WHAT IS REQUIRED:
Your task is to repeat all of the material exactly.

TASK INPUT:
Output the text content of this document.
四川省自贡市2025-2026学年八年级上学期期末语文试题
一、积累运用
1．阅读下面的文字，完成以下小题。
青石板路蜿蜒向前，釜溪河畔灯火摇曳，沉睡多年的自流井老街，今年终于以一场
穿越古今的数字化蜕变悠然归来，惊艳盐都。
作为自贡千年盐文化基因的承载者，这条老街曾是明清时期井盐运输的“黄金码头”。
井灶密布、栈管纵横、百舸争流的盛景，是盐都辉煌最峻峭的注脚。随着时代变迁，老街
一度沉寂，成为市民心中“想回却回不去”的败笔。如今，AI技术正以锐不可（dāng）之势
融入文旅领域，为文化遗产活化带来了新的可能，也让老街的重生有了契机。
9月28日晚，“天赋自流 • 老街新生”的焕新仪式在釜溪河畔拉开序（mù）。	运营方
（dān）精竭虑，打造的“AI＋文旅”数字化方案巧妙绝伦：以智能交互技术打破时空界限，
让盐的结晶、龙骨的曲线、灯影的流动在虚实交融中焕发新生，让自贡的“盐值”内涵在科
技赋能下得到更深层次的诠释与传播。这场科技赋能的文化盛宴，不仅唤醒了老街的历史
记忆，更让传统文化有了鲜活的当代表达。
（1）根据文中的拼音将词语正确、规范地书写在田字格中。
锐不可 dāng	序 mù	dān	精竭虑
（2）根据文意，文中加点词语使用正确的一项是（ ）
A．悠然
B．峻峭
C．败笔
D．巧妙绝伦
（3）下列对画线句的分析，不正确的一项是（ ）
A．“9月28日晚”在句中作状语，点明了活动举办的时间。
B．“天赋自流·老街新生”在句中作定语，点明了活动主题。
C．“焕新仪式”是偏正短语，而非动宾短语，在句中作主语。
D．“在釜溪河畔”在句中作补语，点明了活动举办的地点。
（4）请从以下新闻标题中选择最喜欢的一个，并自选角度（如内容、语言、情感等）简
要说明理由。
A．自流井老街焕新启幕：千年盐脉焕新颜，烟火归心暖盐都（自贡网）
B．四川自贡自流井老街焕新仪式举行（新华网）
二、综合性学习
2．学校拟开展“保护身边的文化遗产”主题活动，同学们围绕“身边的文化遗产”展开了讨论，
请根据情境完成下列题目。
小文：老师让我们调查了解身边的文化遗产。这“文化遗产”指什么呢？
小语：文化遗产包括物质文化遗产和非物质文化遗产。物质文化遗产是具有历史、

WRITTEN RESPONSE:
Output the text content of this document.
四川省自贡市2025-2026学年八年级上学期期末语文试题
一、积累运用
1．阅读下面的文字，完成以下小题。
青石板路蜿蜒向前，釜溪河畔灯火摇曳，沉睡多年的自流井老街，今年终于以一场
穿越古今的数字化蜕变悠然归来，惊艳盐都。
作为自贡千年盐文化基因的承载者，这条老街曾是明清时期井盐运输的“黄金码头”。
井灶密布、栈管纵横、百舸争流的盛景，是盐都辉煌最峻峭的注脚。随着时代变迁，老街
一度沉寂，成为市民心中“想回却回不去”的败笔。如今，AI技术正以锐不可（dāng）之势
融入文旅领域，为文化遗产活化带来了新的可能，也让老街的重生有了契机。
9月28日晚，“天赋自流 • 老街新生”的焕新仪式在釜溪河畔拉开序（mù）。	运营方
（dān）精竭虑，打造的“AI＋文旅”数字化方案巧妙绝伦：以智能交互技术打破时空界限，
让盐的结晶、龙骨的曲线、灯影的流动在虚实交融中焕发新生，让自贡的“盐值”内涵在科
技赋能下得到更深层次的诠释与传播。这场科技赋能的文化盛宴，不仅唤醒了老街的历史
记忆，更让传统文化有了鲜活的当代表达。
（1）根据文中的拼音将词语正确、规范地书写在田字格中。
锐不可 dāng	序 mù	dān	精竭虑
（2）根据文意，文中加点词语使用正确的一项是（ ）
A．悠然
B．峻峭
C．败笔
D．巧妙绝伦
（3）下列对画线句的分析，不正确的一项是（ ）
A．“9月28日晚”在句中作状语，点明了活动举办的时间。
B．“天赋自流·老街新生”在句中作定语，点明了活动主题。
C．“焕新仪式”是偏正短语，而非动宾短语，在句中作主语。
D．“在釜溪河畔”在句中作补语，点明了活动举办的地点。
（4）请从以下新闻标题中选择最喜欢的一个，并自选角度（如内容、语言、情感等）简
要说明理由。
A．自流井老街焕新启幕：千年盐脉焕新颜，烟火归心暖盐都（自贡网）
B．四川自贡自流井老街焕新仪式举行（新华网）
二、综合性学习
2．学校拟开展“保护身边的文化遗产”主题活动，同学们围绕“身边的文化遗产”展开了讨论，
请根据情境完成下列题目。
小文：老师让我们调查了解身边的文化遗产。这“文化遗产”指什么呢？
小语：文化遗产包括物质文化遗产和非物质文化遗产。物质文化遗产是具有历史、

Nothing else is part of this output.